**What to produce**
Write the records below out again exactly as given, with no images.

**Stored records**
════

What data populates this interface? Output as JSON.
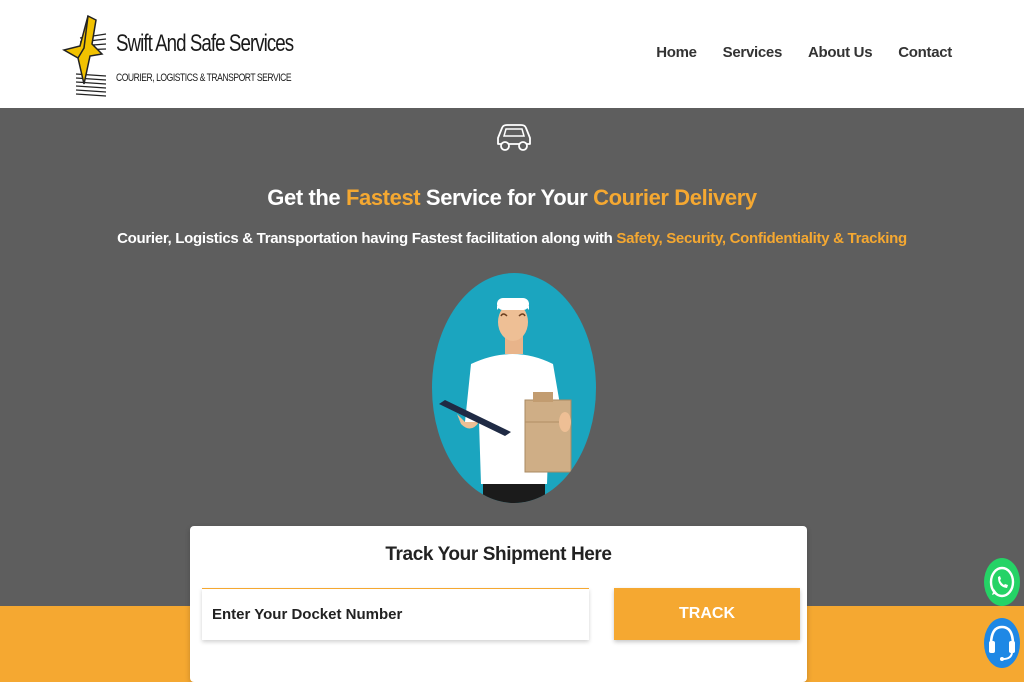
{
  "brand": {
    "name": "Swift And Safe Services",
    "tagline": "COURIER, LOGISTICS & TRANSPORT SERVICE",
    "logo_icon": "bird-logo-icon"
  },
  "nav": {
    "items": [
      {
        "label": "Home"
      },
      {
        "label": "Services"
      },
      {
        "label": "About Us"
      },
      {
        "label": "Contact"
      }
    ]
  },
  "hero": {
    "icon": "car-icon",
    "title_part1": "Get the ",
    "title_accent1": "Fastest",
    "title_part2": " Service for Your ",
    "title_accent2": "Courier Delivery",
    "subtitle_plain": "Courier, Logistics & Transportation having Fastest facilitation along with ",
    "subtitle_accent": "Safety, Security, Confidentiality & Tracking",
    "illustration": "delivery-man-illustration"
  },
  "track": {
    "title": "Track Your Shipment Here",
    "input_placeholder": "Enter Your Docket Number",
    "input_value": "",
    "button_label": "TRACK"
  },
  "floating": {
    "whatsapp_icon": "whatsapp-icon",
    "support_icon": "headset-support-icon"
  },
  "colors": {
    "accent": "#f5a831",
    "hero_bg": "#5e5e5e",
    "whatsapp": "#25d366",
    "support": "#1e88e5"
  }
}
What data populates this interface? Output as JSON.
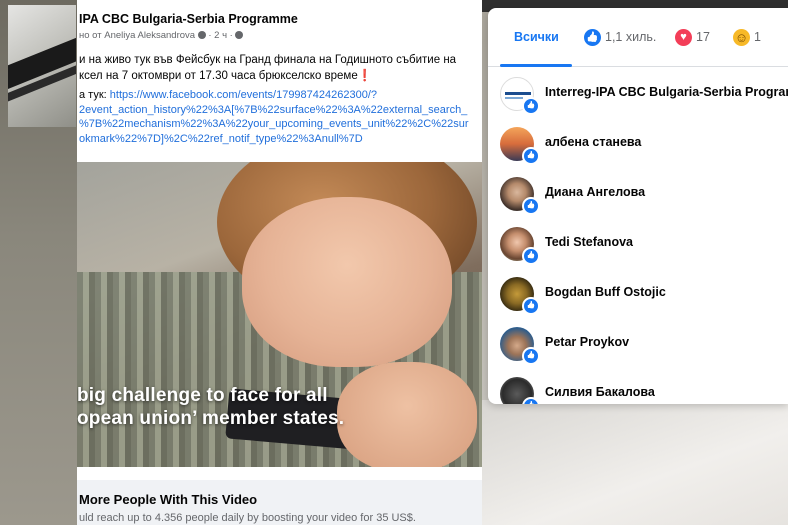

════

**Exercise result**
What data populates this interface? Output as JSON.
{
  "brand": {
    "name": "Swift And Safe Services",
    "tagline": "COURIER, LOGISTICS & TRANSPORT SERVICE",
    "logo_icon": "bird-logo-icon"
  },
  "nav": {
    "items": [
      {
        "label": "Home"
      },
      {
        "label": "Services"
      },
      {
        "label": "About Us"
      },
      {
        "label": "Contact"
      }
    ]
  },
  "hero": {
    "icon": "car-icon",
    "title_part1": "Get the ",
    "title_accent1": "Fastest",
    "title_part2": " Service for Your ",
    "title_accent2": "Courier Delivery",
    "subtitle_plain": "Courier, Logistics & Transportation having Fastest facilitation along with ",
    "subtitle_accent": "Safety, Security, Confidentiality & Tracking",
    "illustration": "delivery-man-illustration"
  },
  "track": {
    "title": "Track Your Shipment Here",
    "input_placeholder": "Enter Your Docket Number",
    "input_value": "",
    "button_label": "TRACK"
  },
  "floating": {
    "whatsapp_icon": "whatsapp-icon",
    "support_icon": "headset-support-icon"
  },
  "colors": {
    "accent": "#f5a831",
    "hero_bg": "#5e5e5e",
    "whatsapp": "#25d366",
    "support": "#1e88e5"
  }
}
What data populates this interface? Output as JSON.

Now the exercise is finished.